- _RECORDS FOR THE EXERCISE_:
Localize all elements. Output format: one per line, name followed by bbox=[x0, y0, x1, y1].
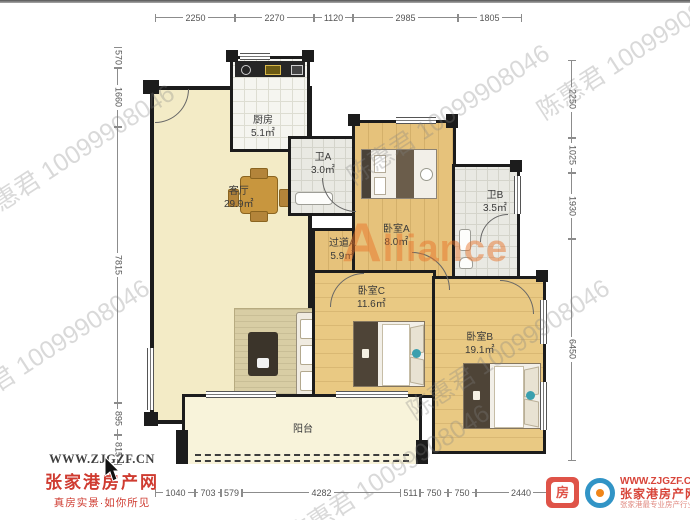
bed bbox=[463, 363, 541, 429]
dimension-right: 1025 bbox=[568, 137, 576, 174]
room-label-bedroom-c: 卧室C 11.6㎡ bbox=[357, 285, 386, 311]
window bbox=[147, 348, 154, 410]
coffee-table bbox=[248, 332, 278, 376]
dimension-bottom: 750 bbox=[447, 489, 477, 497]
site-tagline: 张家港最专业房产行业门户 bbox=[620, 501, 690, 510]
pillow bbox=[374, 155, 386, 173]
dimension-right: 2250 bbox=[568, 60, 576, 139]
balcony-window-dashed bbox=[195, 454, 409, 456]
site-name: 张家港房产网 bbox=[26, 468, 178, 493]
dimension-left: 895 bbox=[114, 402, 122, 436]
room-label-bedroom-b: 卧室B 19.1㎡ bbox=[465, 331, 494, 357]
window bbox=[336, 391, 408, 398]
room-label-balcony: 阳台 bbox=[293, 423, 313, 436]
window bbox=[240, 53, 270, 60]
dimension-bottom: 579 bbox=[220, 489, 243, 497]
mouse-cursor-icon bbox=[103, 456, 121, 482]
wall-column bbox=[348, 114, 360, 126]
watermark-agent: 陈惠君 10099908046 bbox=[529, 0, 690, 127]
dimension-right: 1930 bbox=[568, 172, 576, 240]
wardrobe bbox=[464, 364, 490, 428]
bed bbox=[353, 321, 425, 387]
dimension-top: 1120 bbox=[313, 14, 354, 22]
floorplan-image: 陈惠君 10099908046 陈惠君 10099908046 陈惠君 1009… bbox=[0, 0, 690, 520]
sink-icon bbox=[291, 65, 303, 75]
room-balcony: 阳台 bbox=[182, 394, 422, 464]
dimension-left: 1660 bbox=[114, 67, 122, 128]
dimension-top: 1805 bbox=[457, 14, 522, 22]
wall-column bbox=[416, 440, 428, 464]
toilet bbox=[459, 257, 473, 269]
pillow bbox=[524, 398, 539, 427]
site-url: WWW.ZJGZF.CN bbox=[620, 476, 690, 488]
wall-column bbox=[302, 50, 314, 62]
room-label-hallway-a: 过道A 5.9㎡ bbox=[329, 237, 356, 263]
window bbox=[540, 300, 547, 344]
mattress bbox=[494, 366, 524, 428]
wall-column bbox=[144, 412, 158, 426]
site-slogan: 真房实景·如你所见 bbox=[26, 495, 178, 510]
stove-icon bbox=[265, 65, 281, 75]
wall-column bbox=[510, 160, 522, 172]
window bbox=[396, 117, 436, 124]
headboard bbox=[362, 150, 371, 198]
watermark-agent: 陈惠君 10099908046 bbox=[0, 269, 156, 427]
dimension-left: 570 bbox=[114, 47, 122, 69]
wardrobe bbox=[354, 322, 378, 386]
balcony-window-dashed bbox=[195, 460, 409, 462]
stove-burner-icon bbox=[241, 65, 251, 75]
pillow bbox=[410, 357, 424, 386]
window bbox=[540, 382, 547, 430]
room-label-living: 客厅 29.9㎡ bbox=[224, 185, 253, 211]
house-app-icon: 房 bbox=[546, 477, 579, 508]
room-label-bedroom-a: 卧室A 8.0㎡ bbox=[383, 223, 410, 249]
bed bbox=[361, 149, 437, 199]
room-label-bath-a: 卫A 3.0㎡ bbox=[311, 151, 335, 177]
dimension-bottom: 750 bbox=[419, 489, 449, 497]
wall-column bbox=[446, 114, 458, 128]
dimension-right: 6450 bbox=[568, 238, 576, 461]
accent-cushion bbox=[526, 391, 535, 400]
site-url: WWW.ZJGZF.CN bbox=[26, 452, 178, 467]
wall-column bbox=[226, 50, 238, 62]
dimension-bottom: 511 bbox=[400, 489, 421, 497]
dimension-bottom: 703 bbox=[194, 489, 222, 497]
wall-column bbox=[536, 270, 548, 282]
room-label-bath-b: 卫B 3.5㎡ bbox=[483, 189, 507, 215]
blanket bbox=[396, 150, 414, 198]
sink bbox=[459, 229, 471, 251]
branding-right: 房 WWW.ZJGZF.CN 张家港房产网 张家港最专业房产行业门户 bbox=[546, 476, 690, 510]
cushion bbox=[420, 168, 433, 181]
kitchen-counter bbox=[235, 61, 305, 77]
dimension-left: 7815 bbox=[114, 126, 122, 404]
accent-cushion bbox=[412, 349, 421, 358]
pillow bbox=[374, 177, 386, 195]
swirl-logo-icon bbox=[585, 478, 615, 508]
dimension-bottom: 4282 bbox=[241, 489, 402, 497]
window bbox=[206, 391, 276, 398]
window bbox=[514, 176, 521, 214]
dimension-top: 2250 bbox=[155, 14, 236, 22]
chair-icon bbox=[250, 211, 268, 222]
dimension-top: 2270 bbox=[234, 14, 315, 22]
room-label-kitchen: 厨房 5.1㎡ bbox=[251, 114, 275, 140]
dimension-top: 2985 bbox=[352, 14, 459, 22]
chair-icon bbox=[250, 168, 268, 179]
branding-left: WWW.ZJGZF.CN 张家港房产网 真房实景·如你所见 bbox=[26, 452, 178, 510]
mattress bbox=[382, 324, 410, 386]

- _WRITTEN REQUEST_:
Format the part of the data that opens with the line containing "bed bbox=[463, 363, 541, 429]" and closes with the line containing "stove-icon bbox=[265, 65, 281, 75]" as a JSON list of strings, one string per line with both of those lines included and blank lines omitted.

- _PROBLEM SOLUTION_:
[
  "bed bbox=[463, 363, 541, 429]",
  "dimension-right: 1025 bbox=[568, 137, 576, 174]",
  "room-label-bedroom-c: 卧室C 11.6㎡ bbox=[357, 285, 386, 311]",
  "window bbox=[147, 348, 154, 410]",
  "coffee-table bbox=[248, 332, 278, 376]",
  "dimension-bottom: 750 bbox=[447, 489, 477, 497]",
  "site-tagline: 张家港最专业房产行业门户 bbox=[620, 501, 690, 510]",
  "pillow bbox=[374, 155, 386, 173]",
  "dimension-right: 2250 bbox=[568, 60, 576, 139]",
  "balcony-window-dashed bbox=[195, 454, 409, 456]",
  "site-name: 张家港房产网 bbox=[26, 468, 178, 493]",
  "dimension-left: 895 bbox=[114, 402, 122, 436]",
  "room-label-bedroom-b: 卧室B 19.1㎡ bbox=[465, 331, 494, 357]",
  "window bbox=[336, 391, 408, 398]",
  "room-label-balcony: 阳台 bbox=[293, 423, 313, 436]",
  "window bbox=[240, 53, 270, 60]",
  "dimension-bottom: 579 bbox=[220, 489, 243, 497]",
  "mouse-cursor-icon bbox=[103, 456, 121, 482]",
  "wall-column bbox=[348, 114, 360, 126]",
  "watermark-agent: 陈惠君 10099908046 bbox=[529, 0, 690, 127]",
  "dimension-right: 1930 bbox=[568, 172, 576, 240]",
  "wardrobe bbox=[464, 364, 490, 428]",
  "bed bbox=[353, 321, 425, 387]",
  "dimension-top: 1120 bbox=[313, 14, 354, 22]",
  "floorplan-image: 陈惠君 10099908046 陈惠君 10099908046 陈惠君 1009… bbox=[0, 0, 690, 520]",
  "sink-icon bbox=[291, 65, 303, 75]",
  "room-balcony: 阳台 bbox=[182, 394, 422, 464]",
  "dimension-left: 1660 bbox=[114, 67, 122, 128]",
  "dimension-top: 1805 bbox=[457, 14, 522, 22]",
  "wall-column bbox=[416, 440, 428, 464]",
  "toilet bbox=[459, 257, 473, 269]",
  "pillow bbox=[524, 398, 539, 427]",
  "site-url: WWW.ZJGZF.CN bbox=[620, 476, 690, 488]",
  "wall-column bbox=[302, 50, 314, 62]",
  "room-label-hallway-a: 过道A 5.9㎡ bbox=[329, 237, 356, 263]",
  "window bbox=[540, 300, 547, 344]",
  "mattress bbox=[494, 366, 524, 428]",
  "wall-column bbox=[144, 412, 158, 426]",
  "site-slogan: 真房实景·如你所见 bbox=[26, 495, 178, 510]",
  "stove-icon bbox=[265, 65, 281, 75]"
]